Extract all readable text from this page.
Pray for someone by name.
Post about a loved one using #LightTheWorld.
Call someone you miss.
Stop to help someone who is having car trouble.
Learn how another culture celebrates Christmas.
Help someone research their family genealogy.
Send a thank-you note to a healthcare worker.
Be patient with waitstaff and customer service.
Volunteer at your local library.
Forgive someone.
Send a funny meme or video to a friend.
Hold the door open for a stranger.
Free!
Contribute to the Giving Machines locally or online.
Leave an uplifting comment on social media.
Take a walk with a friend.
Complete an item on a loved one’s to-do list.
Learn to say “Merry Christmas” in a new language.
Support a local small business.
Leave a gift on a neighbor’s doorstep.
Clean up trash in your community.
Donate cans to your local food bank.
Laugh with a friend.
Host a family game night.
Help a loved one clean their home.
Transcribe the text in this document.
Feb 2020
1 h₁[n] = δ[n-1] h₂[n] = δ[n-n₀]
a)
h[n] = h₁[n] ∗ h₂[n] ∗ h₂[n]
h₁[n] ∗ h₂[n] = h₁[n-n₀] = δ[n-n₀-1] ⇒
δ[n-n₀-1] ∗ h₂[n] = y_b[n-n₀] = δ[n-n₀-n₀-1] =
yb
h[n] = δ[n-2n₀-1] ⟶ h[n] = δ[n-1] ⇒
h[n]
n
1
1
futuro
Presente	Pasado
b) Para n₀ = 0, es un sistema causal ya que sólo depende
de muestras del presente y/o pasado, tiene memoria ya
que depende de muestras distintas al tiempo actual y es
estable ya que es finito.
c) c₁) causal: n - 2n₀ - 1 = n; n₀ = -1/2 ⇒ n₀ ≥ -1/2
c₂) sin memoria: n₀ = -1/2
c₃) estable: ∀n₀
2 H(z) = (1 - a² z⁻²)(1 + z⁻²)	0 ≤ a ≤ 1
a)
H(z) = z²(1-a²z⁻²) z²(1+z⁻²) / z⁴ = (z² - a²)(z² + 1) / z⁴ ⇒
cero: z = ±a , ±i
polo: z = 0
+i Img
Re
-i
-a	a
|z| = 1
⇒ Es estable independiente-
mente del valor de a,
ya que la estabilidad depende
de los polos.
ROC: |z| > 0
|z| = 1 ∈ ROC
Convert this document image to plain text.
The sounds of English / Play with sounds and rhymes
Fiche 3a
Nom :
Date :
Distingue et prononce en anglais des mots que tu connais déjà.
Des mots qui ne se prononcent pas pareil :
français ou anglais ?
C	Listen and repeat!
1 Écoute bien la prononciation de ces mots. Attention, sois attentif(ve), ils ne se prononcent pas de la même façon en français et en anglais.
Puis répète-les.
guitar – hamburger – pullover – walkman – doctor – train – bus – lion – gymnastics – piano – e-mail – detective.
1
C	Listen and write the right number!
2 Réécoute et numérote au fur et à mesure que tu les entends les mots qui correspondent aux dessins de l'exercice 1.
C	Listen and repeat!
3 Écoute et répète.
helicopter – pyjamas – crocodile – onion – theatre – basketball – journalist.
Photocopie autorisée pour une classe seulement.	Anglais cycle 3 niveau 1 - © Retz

┄┄┄┄┄┄

- INSTRUCTIONS TO FOLLOW
All of the material above needs to be copied exactly.

- SOLUTION BELOW
Extract all readable text from this page.
Pray for someone by name.
Post about a loved one using #LightTheWorld.
Call someone you miss.
Stop to help someone who is having car trouble.
Learn how another culture celebrates Christmas.
Help someone research their family genealogy.
Send a thank-you note to a healthcare worker.
Be patient with waitstaff and customer service.
Volunteer at your local library.
Forgive someone.
Send a funny meme or video to a friend.
Hold the door open for a stranger.
Free!
Contribute to the Giving Machines locally or online.
Leave an uplifting comment on social media.
Take a walk with a friend.
Complete an item on a loved one’s to-do list.
Learn to say “Merry Christmas” in a new language.
Support a local small business.
Leave a gift on a neighbor’s doorstep.
Clean up trash in your community.
Donate cans to your local food bank.
Laugh with a friend.
Host a family game night.
Help a loved one clean their home.
Transcribe the text in this document.
Feb 2020
1 h₁[n] = δ[n-1] h₂[n] = δ[n-n₀]
a)
h[n] = h₁[n] ∗ h₂[n] ∗ h₂[n]
h₁[n] ∗ h₂[n] = h₁[n-n₀] = δ[n-n₀-1] ⇒
δ[n-n₀-1] ∗ h₂[n] = y_b[n-n₀] = δ[n-n₀-n₀-1] =
yb
h[n] = δ[n-2n₀-1] ⟶ h[n] = δ[n-1] ⇒
h[n]
n
1
1
futuro
Presente	Pasado
b) Para n₀ = 0, es un sistema causal ya que sólo depende
de muestras del presente y/o pasado, tiene memoria ya
que depende de muestras distintas al tiempo actual y es
estable ya que es finito.
c) c₁) causal: n - 2n₀ - 1 = n; n₀ = -1/2 ⇒ n₀ ≥ -1/2
c₂) sin memoria: n₀ = -1/2
c₃) estable: ∀n₀
2 H(z) = (1 - a² z⁻²)(1 + z⁻²)	0 ≤ a ≤ 1
a)
H(z) = z²(1-a²z⁻²) z²(1+z⁻²) / z⁴ = (z² - a²)(z² + 1) / z⁴ ⇒
cero: z = ±a , ±i
polo: z = 0
+i Img
Re
-i
-a	a
|z| = 1
⇒ Es estable independiente-
mente del valor de a,
ya que la estabilidad depende
de los polos.
ROC: |z| > 0
|z| = 1 ∈ ROC
Convert this document image to plain text.
The sounds of English / Play with sounds and rhymes
Fiche 3a
Nom :
Date :
Distingue et prononce en anglais des mots que tu connais déjà.
Des mots qui ne se prononcent pas pareil :
français ou anglais ?
C	Listen and repeat!
1 Écoute bien la prononciation de ces mots. Attention, sois attentif(ve), ils ne se prononcent pas de la même façon en français et en anglais.
Puis répète-les.
guitar – hamburger – pullover – walkman – doctor – train – bus – lion – gymnastics – piano – e-mail – detective.
1
C	Listen and write the right number!
2 Réécoute et numérote au fur et à mesure que tu les entends les mots qui correspondent aux dessins de l'exercice 1.
C	Listen and repeat!
3 Écoute et répète.
helicopter – pyjamas – crocodile – onion – theatre – basketball – journalist.
Photocopie autorisée pour une classe seulement.	Anglais cycle 3 niveau 1 - © Retz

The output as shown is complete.